Copy out all of the data exactly as it appears.

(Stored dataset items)

-- Start --

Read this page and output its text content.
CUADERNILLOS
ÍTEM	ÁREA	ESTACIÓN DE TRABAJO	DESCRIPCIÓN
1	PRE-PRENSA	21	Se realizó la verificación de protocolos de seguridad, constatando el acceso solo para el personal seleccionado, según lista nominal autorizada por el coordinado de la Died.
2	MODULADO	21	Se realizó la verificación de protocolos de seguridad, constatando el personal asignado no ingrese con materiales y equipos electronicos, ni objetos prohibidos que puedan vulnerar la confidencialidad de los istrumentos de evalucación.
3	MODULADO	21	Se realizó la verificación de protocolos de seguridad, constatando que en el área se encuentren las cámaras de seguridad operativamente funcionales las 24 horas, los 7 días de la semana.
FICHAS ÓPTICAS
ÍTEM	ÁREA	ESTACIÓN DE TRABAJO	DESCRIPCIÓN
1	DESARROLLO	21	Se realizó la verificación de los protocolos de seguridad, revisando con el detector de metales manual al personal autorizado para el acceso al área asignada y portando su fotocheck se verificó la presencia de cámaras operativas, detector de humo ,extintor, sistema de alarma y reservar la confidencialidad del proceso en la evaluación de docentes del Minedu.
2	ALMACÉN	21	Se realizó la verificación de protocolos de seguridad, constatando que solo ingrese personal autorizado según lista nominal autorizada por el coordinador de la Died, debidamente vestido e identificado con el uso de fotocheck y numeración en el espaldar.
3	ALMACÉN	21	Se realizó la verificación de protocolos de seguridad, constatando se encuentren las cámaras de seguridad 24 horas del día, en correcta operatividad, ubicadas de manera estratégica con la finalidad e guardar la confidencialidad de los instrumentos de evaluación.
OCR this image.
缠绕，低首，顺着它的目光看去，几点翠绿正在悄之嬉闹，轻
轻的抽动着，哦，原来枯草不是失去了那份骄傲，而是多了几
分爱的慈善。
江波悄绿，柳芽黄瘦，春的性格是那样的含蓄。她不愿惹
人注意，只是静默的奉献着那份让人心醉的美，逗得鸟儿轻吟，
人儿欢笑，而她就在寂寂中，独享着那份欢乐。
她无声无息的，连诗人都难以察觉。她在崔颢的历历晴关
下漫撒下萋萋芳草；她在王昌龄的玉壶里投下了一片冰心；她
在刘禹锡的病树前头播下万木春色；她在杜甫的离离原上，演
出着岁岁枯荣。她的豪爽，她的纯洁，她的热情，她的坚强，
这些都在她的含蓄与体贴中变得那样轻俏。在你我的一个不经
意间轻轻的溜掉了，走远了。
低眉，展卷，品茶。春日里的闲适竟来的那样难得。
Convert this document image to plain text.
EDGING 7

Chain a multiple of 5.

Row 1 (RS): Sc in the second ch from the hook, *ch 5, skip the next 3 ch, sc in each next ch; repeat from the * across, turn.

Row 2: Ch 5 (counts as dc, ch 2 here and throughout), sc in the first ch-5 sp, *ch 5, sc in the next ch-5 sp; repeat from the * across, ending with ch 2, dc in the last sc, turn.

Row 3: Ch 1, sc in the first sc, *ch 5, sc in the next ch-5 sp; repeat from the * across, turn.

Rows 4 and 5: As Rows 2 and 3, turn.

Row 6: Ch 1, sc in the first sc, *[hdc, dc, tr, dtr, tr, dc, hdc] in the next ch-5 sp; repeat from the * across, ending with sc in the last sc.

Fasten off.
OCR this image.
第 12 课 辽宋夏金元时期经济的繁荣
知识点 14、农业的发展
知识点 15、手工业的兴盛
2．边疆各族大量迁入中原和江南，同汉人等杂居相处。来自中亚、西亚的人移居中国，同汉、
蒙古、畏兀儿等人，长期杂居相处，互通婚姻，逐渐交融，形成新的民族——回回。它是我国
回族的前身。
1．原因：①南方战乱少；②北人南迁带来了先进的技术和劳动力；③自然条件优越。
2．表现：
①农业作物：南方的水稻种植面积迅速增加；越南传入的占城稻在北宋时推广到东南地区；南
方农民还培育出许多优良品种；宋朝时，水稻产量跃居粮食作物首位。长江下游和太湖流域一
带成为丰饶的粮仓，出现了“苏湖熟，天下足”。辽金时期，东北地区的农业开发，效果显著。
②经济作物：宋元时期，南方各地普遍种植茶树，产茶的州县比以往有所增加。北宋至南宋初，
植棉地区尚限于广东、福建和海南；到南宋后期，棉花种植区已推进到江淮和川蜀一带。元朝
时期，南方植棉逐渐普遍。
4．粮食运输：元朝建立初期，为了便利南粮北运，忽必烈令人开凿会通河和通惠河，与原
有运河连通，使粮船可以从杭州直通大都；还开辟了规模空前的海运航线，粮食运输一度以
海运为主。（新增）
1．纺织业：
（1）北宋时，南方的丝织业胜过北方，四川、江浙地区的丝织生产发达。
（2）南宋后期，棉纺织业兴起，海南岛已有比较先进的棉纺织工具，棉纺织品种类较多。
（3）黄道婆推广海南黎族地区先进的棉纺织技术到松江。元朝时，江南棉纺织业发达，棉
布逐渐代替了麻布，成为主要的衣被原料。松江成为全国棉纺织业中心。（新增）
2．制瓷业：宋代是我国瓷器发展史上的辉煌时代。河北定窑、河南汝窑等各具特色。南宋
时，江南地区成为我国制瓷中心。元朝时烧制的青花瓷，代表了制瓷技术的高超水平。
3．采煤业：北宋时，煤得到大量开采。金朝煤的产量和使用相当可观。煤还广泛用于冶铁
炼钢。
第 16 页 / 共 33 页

-- End --

Finished task ::
Read this page and output its text content.
CUADERNILLOS
ÍTEM	ÁREA	ESTACIÓN DE TRABAJO	DESCRIPCIÓN
1	PRE-PRENSA	21	Se realizó la verificación de protocolos de seguridad, constatando el acceso solo para el personal seleccionado, según lista nominal autorizada por el coordinado de la Died.
2	MODULADO	21	Se realizó la verificación de protocolos de seguridad, constatando el personal asignado no ingrese con materiales y equipos electronicos, ni objetos prohibidos que puedan vulnerar la confidencialidad de los istrumentos de evalucación.
3	MODULADO	21	Se realizó la verificación de protocolos de seguridad, constatando que en el área se encuentren las cámaras de seguridad operativamente funcionales las 24 horas, los 7 días de la semana.
FICHAS ÓPTICAS
ÍTEM	ÁREA	ESTACIÓN DE TRABAJO	DESCRIPCIÓN
1	DESARROLLO	21	Se realizó la verificación de los protocolos de seguridad, revisando con el detector de metales manual al personal autorizado para el acceso al área asignada y portando su fotocheck se verificó la presencia de cámaras operativas, detector de humo ,extintor, sistema de alarma y reservar la confidencialidad del proceso en la evaluación de docentes del Minedu.
2	ALMACÉN	21	Se realizó la verificación de protocolos de seguridad, constatando que solo ingrese personal autorizado según lista nominal autorizada por el coordinador de la Died, debidamente vestido e identificado con el uso de fotocheck y numeración en el espaldar.
3	ALMACÉN	21	Se realizó la verificación de protocolos de seguridad, constatando se encuentren las cámaras de seguridad 24 horas del día, en correcta operatividad, ubicadas de manera estratégica con la finalidad e guardar la confidencialidad de los instrumentos de evaluación.
OCR this image.
缠绕，低首，顺着它的目光看去，几点翠绿正在悄之嬉闹，轻
轻的抽动着，哦，原来枯草不是失去了那份骄傲，而是多了几
分爱的慈善。
江波悄绿，柳芽黄瘦，春的性格是那样的含蓄。她不愿惹
人注意，只是静默的奉献着那份让人心醉的美，逗得鸟儿轻吟，
人儿欢笑，而她就在寂寂中，独享着那份欢乐。
她无声无息的，连诗人都难以察觉。她在崔颢的历历晴关
下漫撒下萋萋芳草；她在王昌龄的玉壶里投下了一片冰心；她
在刘禹锡的病树前头播下万木春色；她在杜甫的离离原上，演
出着岁岁枯荣。她的豪爽，她的纯洁，她的热情，她的坚强，
这些都在她的含蓄与体贴中变得那样轻俏。在你我的一个不经
意间轻轻的溜掉了，走远了。
低眉，展卷，品茶。春日里的闲适竟来的那样难得。
Convert this document image to plain text.
EDGING 7

Chain a multiple of 5.

Row 1 (RS): Sc in the second ch from the hook, *ch 5, skip the next 3 ch, sc in each next ch; repeat from the * across, turn.

Row 2: Ch 5 (counts as dc, ch 2 here and throughout), sc in the first ch-5 sp, *ch 5, sc in the next ch-5 sp; repeat from the * across, ending with ch 2, dc in the last sc, turn.

Row 3: Ch 1, sc in the first sc, *ch 5, sc in the next ch-5 sp; repeat from the * across, turn.

Rows 4 and 5: As Rows 2 and 3, turn.

Row 6: Ch 1, sc in the first sc, *[hdc, dc, tr, dtr, tr, dc, hdc] in the next ch-5 sp; repeat from the * across, ending with sc in the last sc.

Fasten off.
OCR this image.
第 12 课 辽宋夏金元时期经济的繁荣
知识点 14、农业的发展
知识点 15、手工业的兴盛
2．边疆各族大量迁入中原和江南，同汉人等杂居相处。来自中亚、西亚的人移居中国，同汉、
蒙古、畏兀儿等人，长期杂居相处，互通婚姻，逐渐交融，形成新的民族——回回。它是我国
回族的前身。
1．原因：①南方战乱少；②北人南迁带来了先进的技术和劳动力；③自然条件优越。
2．表现：
①农业作物：南方的水稻种植面积迅速增加；越南传入的占城稻在北宋时推广到东南地区；南
方农民还培育出许多优良品种；宋朝时，水稻产量跃居粮食作物首位。长江下游和太湖流域一
带成为丰饶的粮仓，出现了“苏湖熟，天下足”。辽金时期，东北地区的农业开发，效果显著。
②经济作物：宋元时期，南方各地普遍种植茶树，产茶的州县比以往有所增加。北宋至南宋初，
植棉地区尚限于广东、福建和海南；到南宋后期，棉花种植区已推进到江淮和川蜀一带。元朝
时期，南方植棉逐渐普遍。
4．粮食运输：元朝建立初期，为了便利南粮北运，忽必烈令人开凿会通河和通惠河，与原
有运河连通，使粮船可以从杭州直通大都；还开辟了规模空前的海运航线，粮食运输一度以
海运为主。（新增）
1．纺织业：
（1）北宋时，南方的丝织业胜过北方，四川、江浙地区的丝织生产发达。
（2）南宋后期，棉纺织业兴起，海南岛已有比较先进的棉纺织工具，棉纺织品种类较多。
（3）黄道婆推广海南黎族地区先进的棉纺织技术到松江。元朝时，江南棉纺织业发达，棉
布逐渐代替了麻布，成为主要的衣被原料。松江成为全国棉纺织业中心。（新增）
2．制瓷业：宋代是我国瓷器发展史上的辉煌时代。河北定窑、河南汝窑等各具特色。南宋
时，江南地区成为我国制瓷中心。元朝时烧制的青花瓷，代表了制瓷技术的高超水平。
3．采煤业：北宋时，煤得到大量开采。金朝煤的产量和使用相当可观。煤还广泛用于冶铁
炼钢。
第 16 页 / 共 33 页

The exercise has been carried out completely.